Exercise brief >>
Filter the entries below, keeping every line that has the word "screenshot".

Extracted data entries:
╭──

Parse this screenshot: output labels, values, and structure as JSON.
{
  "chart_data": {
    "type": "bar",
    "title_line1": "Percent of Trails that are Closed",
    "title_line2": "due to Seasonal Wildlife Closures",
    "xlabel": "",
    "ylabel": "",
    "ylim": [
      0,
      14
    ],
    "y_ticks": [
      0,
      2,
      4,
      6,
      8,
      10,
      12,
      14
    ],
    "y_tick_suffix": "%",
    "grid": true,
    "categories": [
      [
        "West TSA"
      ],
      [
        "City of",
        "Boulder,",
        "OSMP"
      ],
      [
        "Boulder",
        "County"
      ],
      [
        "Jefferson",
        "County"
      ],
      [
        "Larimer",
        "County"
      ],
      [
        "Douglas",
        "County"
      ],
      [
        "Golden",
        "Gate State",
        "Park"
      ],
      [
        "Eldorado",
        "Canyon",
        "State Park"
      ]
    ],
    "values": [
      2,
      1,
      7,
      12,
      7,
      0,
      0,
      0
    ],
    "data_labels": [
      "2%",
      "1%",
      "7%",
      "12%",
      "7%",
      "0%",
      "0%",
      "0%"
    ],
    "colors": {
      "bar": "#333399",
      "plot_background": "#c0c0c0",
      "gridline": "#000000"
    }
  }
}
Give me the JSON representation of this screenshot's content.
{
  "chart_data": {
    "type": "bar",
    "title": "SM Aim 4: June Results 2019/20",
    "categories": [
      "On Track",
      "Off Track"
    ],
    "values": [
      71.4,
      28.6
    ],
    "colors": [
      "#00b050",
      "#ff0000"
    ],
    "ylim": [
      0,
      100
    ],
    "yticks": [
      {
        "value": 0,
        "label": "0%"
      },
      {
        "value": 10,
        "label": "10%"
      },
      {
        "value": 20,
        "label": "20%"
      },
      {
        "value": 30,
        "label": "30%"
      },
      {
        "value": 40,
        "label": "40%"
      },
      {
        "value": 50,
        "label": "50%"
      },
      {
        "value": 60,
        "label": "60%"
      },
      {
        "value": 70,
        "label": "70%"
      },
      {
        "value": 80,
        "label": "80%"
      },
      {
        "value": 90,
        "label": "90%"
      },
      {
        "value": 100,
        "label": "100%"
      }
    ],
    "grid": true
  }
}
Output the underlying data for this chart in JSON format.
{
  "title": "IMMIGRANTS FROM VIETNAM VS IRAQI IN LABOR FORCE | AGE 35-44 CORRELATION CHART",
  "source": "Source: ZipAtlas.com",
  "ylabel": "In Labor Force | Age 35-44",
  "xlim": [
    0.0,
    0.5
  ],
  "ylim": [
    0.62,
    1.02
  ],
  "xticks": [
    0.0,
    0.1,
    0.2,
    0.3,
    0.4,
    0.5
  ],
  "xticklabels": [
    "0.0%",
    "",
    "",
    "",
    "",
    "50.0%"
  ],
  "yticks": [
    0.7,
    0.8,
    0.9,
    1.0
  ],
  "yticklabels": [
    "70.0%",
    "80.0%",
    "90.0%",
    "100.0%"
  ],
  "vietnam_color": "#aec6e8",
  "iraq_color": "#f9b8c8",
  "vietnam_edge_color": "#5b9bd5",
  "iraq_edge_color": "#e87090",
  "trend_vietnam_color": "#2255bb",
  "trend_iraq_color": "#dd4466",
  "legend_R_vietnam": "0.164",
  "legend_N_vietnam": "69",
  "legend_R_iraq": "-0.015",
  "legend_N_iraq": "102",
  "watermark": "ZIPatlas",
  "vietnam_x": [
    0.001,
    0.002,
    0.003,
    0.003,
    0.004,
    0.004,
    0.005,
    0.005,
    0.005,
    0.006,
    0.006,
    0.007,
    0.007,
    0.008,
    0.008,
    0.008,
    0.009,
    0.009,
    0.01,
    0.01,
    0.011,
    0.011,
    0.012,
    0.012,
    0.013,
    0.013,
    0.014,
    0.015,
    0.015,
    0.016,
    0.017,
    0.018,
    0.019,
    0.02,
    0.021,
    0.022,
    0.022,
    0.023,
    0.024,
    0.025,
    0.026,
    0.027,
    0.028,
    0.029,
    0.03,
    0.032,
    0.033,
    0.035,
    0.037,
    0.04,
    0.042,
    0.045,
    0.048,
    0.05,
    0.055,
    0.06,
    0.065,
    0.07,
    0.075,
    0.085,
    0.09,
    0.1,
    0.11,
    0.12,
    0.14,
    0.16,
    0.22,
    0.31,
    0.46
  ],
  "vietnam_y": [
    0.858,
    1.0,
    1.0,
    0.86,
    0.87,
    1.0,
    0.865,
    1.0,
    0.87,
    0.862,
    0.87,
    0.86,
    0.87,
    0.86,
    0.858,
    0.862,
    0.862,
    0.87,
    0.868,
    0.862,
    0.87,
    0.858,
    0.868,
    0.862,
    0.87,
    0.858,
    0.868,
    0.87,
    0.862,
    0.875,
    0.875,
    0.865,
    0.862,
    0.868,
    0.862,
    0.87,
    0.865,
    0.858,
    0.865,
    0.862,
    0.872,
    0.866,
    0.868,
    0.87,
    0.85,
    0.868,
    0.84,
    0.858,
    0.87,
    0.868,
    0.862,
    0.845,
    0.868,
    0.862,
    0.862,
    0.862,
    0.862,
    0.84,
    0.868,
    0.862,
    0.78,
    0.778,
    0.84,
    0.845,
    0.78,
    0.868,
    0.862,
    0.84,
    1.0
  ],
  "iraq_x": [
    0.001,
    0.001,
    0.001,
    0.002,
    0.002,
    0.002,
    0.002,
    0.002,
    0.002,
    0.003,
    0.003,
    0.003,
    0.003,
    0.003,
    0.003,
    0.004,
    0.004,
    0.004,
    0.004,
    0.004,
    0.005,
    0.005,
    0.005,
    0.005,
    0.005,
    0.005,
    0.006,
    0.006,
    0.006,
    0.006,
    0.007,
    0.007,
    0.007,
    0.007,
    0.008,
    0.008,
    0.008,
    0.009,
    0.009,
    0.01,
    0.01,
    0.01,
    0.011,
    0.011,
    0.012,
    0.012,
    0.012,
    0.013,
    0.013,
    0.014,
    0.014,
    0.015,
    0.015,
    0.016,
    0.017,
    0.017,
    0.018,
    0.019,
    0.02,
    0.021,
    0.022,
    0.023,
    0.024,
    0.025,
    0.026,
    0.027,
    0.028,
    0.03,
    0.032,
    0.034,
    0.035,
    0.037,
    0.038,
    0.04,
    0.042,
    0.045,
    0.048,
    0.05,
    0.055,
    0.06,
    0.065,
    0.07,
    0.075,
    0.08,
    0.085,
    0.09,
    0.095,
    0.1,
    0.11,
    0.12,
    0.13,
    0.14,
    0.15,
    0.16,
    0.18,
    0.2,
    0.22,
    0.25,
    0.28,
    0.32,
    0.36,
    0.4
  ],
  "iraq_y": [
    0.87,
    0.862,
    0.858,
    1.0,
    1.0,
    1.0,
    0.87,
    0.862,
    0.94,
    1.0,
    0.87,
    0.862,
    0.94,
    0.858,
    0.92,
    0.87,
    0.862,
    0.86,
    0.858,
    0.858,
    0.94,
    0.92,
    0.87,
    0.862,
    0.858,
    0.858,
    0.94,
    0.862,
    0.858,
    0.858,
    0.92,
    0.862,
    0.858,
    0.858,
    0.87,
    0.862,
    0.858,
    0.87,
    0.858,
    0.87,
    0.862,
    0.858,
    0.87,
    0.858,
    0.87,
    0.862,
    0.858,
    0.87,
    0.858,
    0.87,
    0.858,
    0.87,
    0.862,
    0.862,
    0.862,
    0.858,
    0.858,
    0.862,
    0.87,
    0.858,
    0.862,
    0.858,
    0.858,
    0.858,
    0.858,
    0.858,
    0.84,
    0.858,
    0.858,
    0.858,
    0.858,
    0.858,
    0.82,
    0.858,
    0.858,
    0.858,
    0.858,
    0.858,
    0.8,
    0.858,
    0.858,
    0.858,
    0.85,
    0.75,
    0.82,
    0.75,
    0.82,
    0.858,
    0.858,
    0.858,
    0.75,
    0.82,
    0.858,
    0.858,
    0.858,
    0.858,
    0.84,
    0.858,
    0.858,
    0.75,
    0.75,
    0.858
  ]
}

╰──

Reply >>
Parse this screenshot: output labels, values, and structure as JSON.
Give me the JSON representation of this screenshot's content.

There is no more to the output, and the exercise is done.